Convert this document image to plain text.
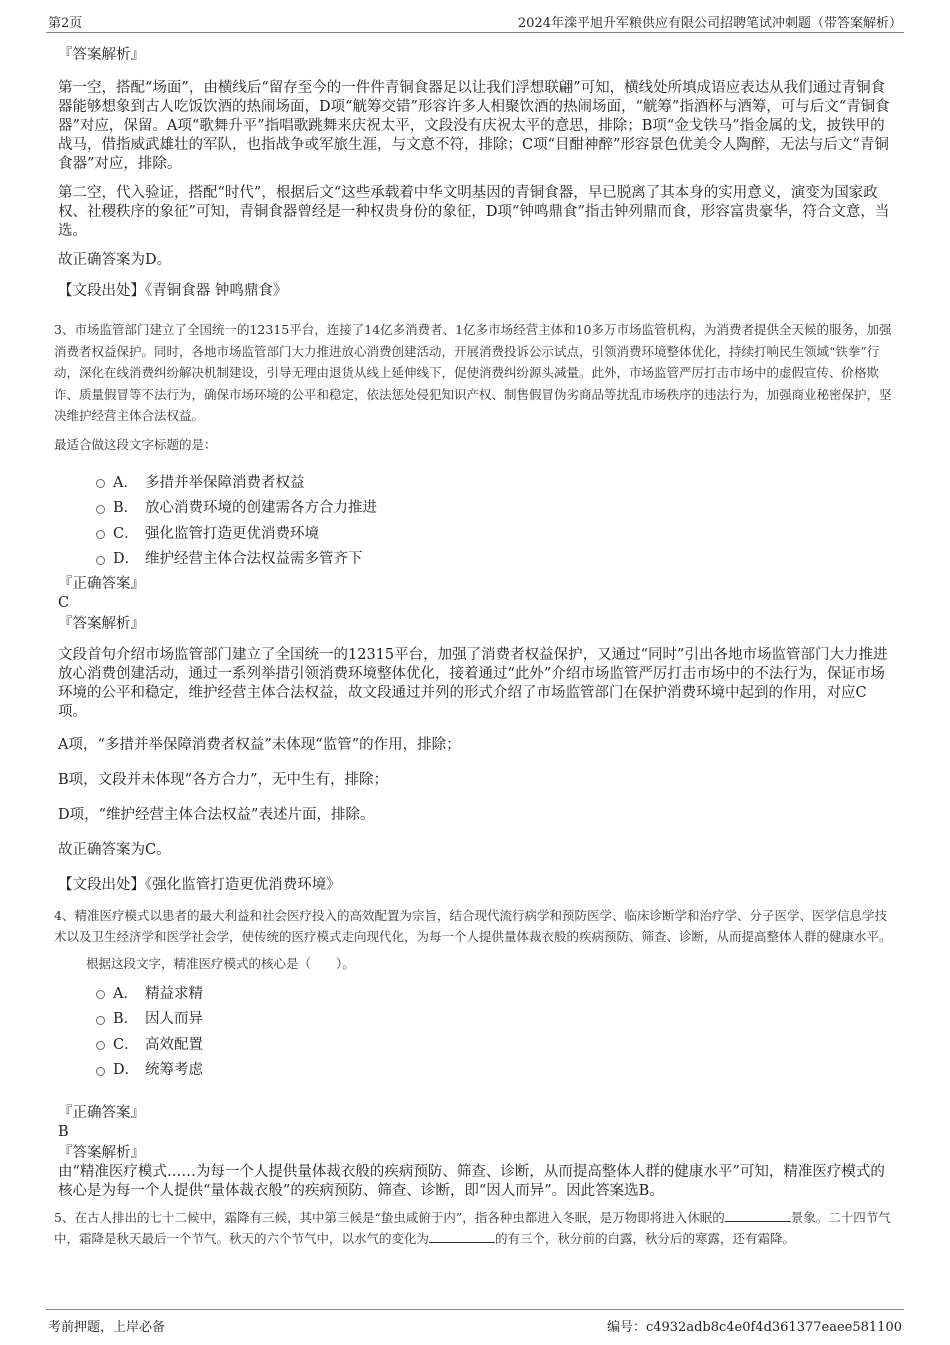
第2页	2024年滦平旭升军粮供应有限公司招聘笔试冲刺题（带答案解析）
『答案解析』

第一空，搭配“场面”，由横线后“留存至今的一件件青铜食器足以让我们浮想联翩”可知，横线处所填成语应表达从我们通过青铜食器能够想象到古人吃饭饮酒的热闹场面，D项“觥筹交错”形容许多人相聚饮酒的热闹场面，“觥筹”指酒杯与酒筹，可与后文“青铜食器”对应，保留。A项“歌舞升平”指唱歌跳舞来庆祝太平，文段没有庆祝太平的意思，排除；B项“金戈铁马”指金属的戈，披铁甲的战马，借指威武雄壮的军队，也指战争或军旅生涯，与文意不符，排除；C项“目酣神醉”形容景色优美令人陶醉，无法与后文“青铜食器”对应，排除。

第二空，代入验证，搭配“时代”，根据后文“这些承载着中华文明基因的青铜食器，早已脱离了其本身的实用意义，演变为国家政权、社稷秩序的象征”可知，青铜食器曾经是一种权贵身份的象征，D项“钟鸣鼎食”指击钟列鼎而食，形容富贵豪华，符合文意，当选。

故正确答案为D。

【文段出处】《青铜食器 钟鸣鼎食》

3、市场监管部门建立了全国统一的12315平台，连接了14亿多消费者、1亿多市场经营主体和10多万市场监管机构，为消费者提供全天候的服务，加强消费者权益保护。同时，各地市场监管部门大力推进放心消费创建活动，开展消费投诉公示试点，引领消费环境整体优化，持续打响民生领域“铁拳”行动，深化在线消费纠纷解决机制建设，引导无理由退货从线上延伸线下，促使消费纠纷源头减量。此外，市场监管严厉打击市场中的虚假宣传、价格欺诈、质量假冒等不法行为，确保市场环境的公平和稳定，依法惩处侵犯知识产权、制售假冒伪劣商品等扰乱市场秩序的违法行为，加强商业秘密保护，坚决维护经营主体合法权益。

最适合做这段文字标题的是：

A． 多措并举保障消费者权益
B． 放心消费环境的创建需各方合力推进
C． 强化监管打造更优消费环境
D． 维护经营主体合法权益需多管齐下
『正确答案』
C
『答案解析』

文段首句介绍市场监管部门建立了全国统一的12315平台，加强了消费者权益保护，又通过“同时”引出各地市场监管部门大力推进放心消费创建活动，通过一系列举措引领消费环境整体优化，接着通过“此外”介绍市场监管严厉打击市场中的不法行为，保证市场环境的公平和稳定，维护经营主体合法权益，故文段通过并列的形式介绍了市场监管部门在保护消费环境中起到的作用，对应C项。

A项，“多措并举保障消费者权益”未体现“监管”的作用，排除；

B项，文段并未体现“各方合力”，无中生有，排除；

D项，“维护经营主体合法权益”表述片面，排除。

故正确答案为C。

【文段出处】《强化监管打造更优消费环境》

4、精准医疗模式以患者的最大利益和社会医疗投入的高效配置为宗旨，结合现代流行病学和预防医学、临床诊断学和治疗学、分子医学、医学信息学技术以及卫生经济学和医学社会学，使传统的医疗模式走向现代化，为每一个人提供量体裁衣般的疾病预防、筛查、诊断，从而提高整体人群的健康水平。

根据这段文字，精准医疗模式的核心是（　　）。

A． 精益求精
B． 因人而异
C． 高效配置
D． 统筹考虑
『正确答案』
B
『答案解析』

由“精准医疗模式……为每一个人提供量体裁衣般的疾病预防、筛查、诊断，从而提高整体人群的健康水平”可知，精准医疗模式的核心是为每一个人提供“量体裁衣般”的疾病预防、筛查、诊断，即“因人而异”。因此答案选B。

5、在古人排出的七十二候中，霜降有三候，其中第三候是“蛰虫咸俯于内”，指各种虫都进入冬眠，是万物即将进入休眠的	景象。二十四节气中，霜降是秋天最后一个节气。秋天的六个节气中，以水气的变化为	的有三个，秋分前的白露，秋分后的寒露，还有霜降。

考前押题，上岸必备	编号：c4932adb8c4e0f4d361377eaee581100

= = = = =

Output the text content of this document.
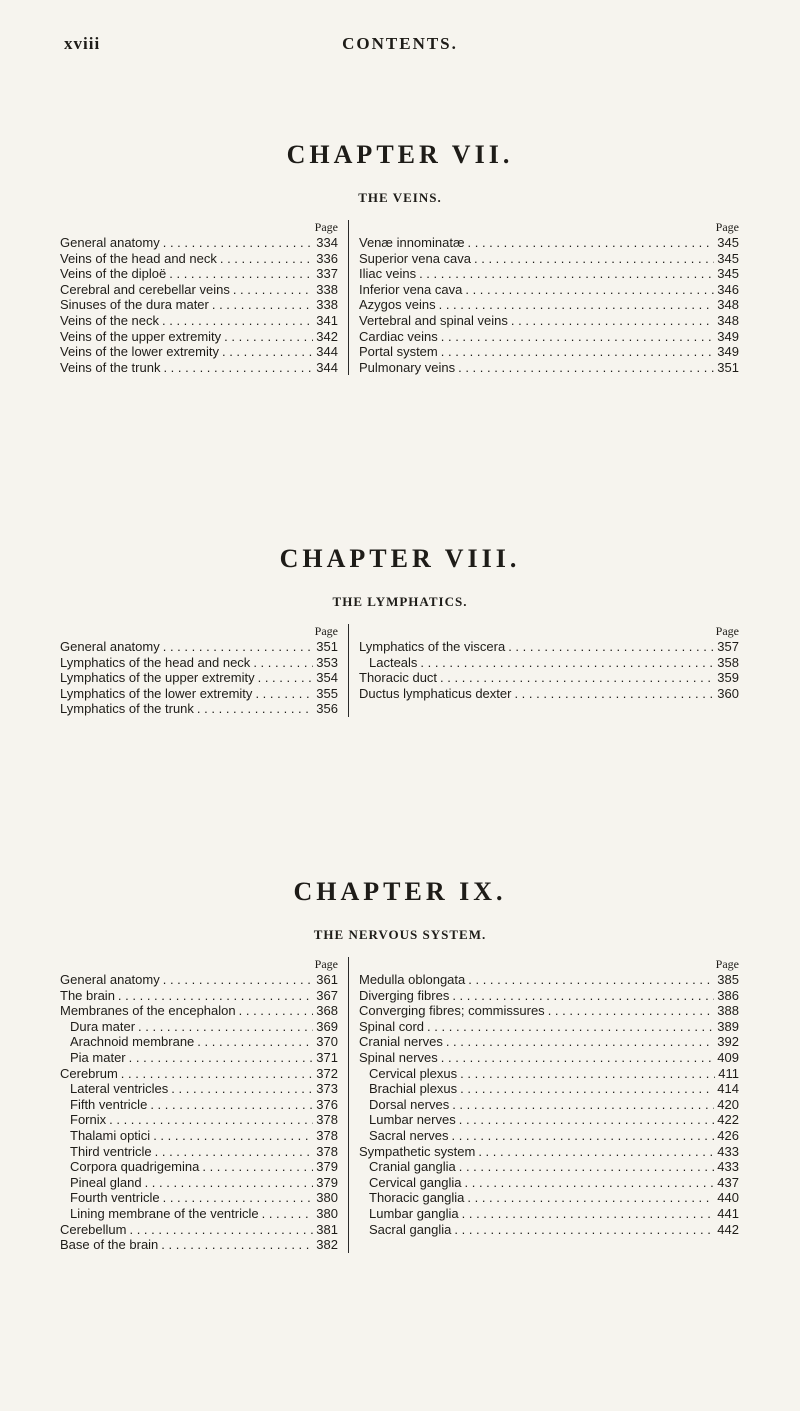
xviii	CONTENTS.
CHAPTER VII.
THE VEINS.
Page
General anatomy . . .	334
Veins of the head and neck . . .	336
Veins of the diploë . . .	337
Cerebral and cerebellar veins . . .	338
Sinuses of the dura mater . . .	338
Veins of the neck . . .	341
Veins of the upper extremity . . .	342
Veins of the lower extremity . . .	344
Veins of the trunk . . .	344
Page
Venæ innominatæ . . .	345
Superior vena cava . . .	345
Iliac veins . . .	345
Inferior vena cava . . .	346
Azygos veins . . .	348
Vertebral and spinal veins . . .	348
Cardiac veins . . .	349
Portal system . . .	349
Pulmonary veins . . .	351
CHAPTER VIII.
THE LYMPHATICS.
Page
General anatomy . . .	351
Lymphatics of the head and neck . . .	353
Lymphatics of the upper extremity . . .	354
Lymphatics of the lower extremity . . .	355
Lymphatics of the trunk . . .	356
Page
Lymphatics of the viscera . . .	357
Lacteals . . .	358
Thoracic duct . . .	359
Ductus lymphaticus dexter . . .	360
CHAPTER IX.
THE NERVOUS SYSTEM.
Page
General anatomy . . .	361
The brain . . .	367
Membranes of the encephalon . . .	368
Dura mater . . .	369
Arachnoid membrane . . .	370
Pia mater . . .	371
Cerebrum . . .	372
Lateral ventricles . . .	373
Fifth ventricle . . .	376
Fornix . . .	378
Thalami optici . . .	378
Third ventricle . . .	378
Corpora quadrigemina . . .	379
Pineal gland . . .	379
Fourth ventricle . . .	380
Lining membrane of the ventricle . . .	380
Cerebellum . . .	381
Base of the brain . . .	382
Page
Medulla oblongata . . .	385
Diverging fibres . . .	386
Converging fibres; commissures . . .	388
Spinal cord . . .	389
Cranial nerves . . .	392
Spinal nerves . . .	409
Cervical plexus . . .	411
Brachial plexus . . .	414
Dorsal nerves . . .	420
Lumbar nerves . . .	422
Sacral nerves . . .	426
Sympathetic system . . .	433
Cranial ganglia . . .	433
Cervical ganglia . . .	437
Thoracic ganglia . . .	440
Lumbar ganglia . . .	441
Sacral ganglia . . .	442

= = = = =

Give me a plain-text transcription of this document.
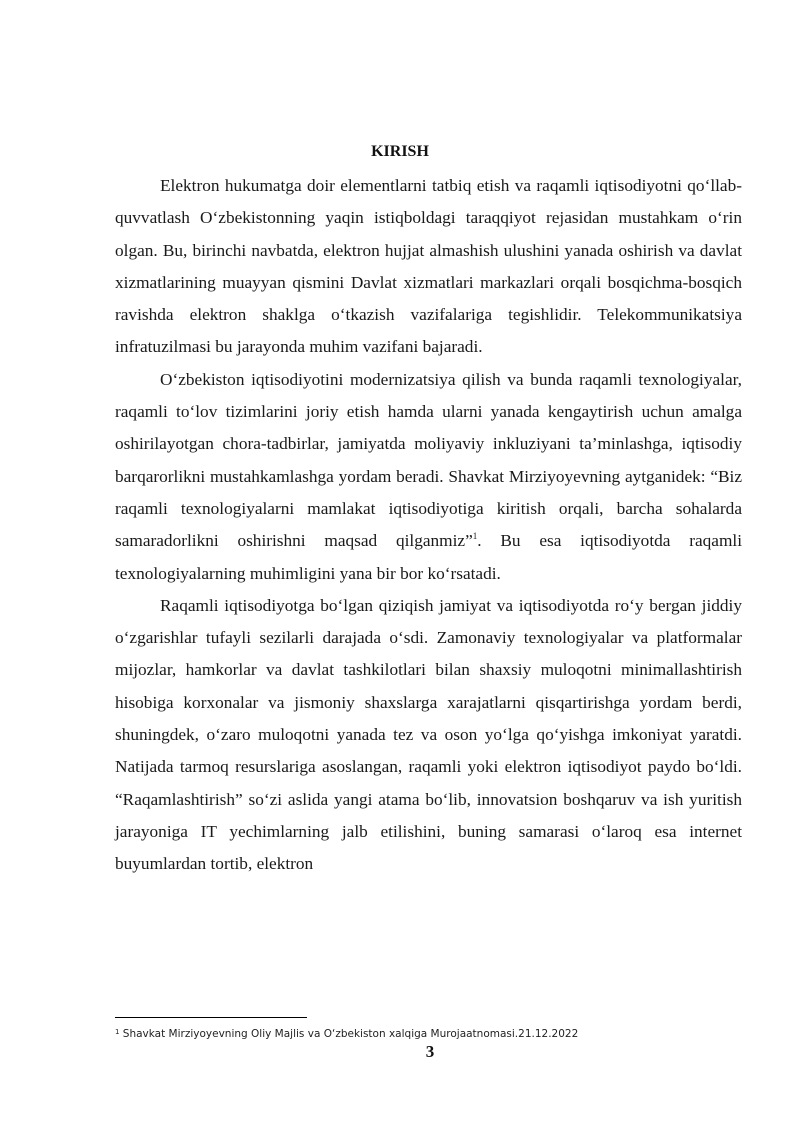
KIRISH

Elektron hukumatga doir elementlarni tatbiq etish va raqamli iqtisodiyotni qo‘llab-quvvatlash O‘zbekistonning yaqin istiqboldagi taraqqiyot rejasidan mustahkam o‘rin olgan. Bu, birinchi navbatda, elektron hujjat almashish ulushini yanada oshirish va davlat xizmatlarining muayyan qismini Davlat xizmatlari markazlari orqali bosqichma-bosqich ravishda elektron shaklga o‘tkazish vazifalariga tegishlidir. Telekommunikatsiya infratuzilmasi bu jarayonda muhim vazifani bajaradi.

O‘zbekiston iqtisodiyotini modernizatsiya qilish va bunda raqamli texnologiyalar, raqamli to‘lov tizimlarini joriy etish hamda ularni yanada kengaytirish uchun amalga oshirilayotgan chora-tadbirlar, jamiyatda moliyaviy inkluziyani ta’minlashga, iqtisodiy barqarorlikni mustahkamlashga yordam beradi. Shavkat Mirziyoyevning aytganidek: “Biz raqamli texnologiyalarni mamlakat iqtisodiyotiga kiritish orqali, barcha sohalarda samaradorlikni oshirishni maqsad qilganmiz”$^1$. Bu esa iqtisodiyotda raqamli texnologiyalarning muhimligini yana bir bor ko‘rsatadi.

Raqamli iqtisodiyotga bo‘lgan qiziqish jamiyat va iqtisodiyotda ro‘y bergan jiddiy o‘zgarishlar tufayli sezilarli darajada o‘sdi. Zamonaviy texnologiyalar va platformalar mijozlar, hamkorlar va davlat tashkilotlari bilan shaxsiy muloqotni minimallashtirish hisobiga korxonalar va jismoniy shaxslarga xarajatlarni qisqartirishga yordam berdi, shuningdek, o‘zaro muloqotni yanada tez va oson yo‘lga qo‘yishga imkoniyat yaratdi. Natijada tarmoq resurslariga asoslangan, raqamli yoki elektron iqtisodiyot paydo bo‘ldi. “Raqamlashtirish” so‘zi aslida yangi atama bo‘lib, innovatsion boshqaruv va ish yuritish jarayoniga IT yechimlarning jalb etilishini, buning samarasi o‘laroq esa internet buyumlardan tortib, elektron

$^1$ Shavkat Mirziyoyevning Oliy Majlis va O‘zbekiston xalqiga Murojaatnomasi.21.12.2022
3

= = = = =

◆ **What you should do**
Show each line of the data that contains the string "Lumbar".

◆ **Solution to the exercise**
Lumbar nerves . . .	422
Lumbar ganglia . . .	441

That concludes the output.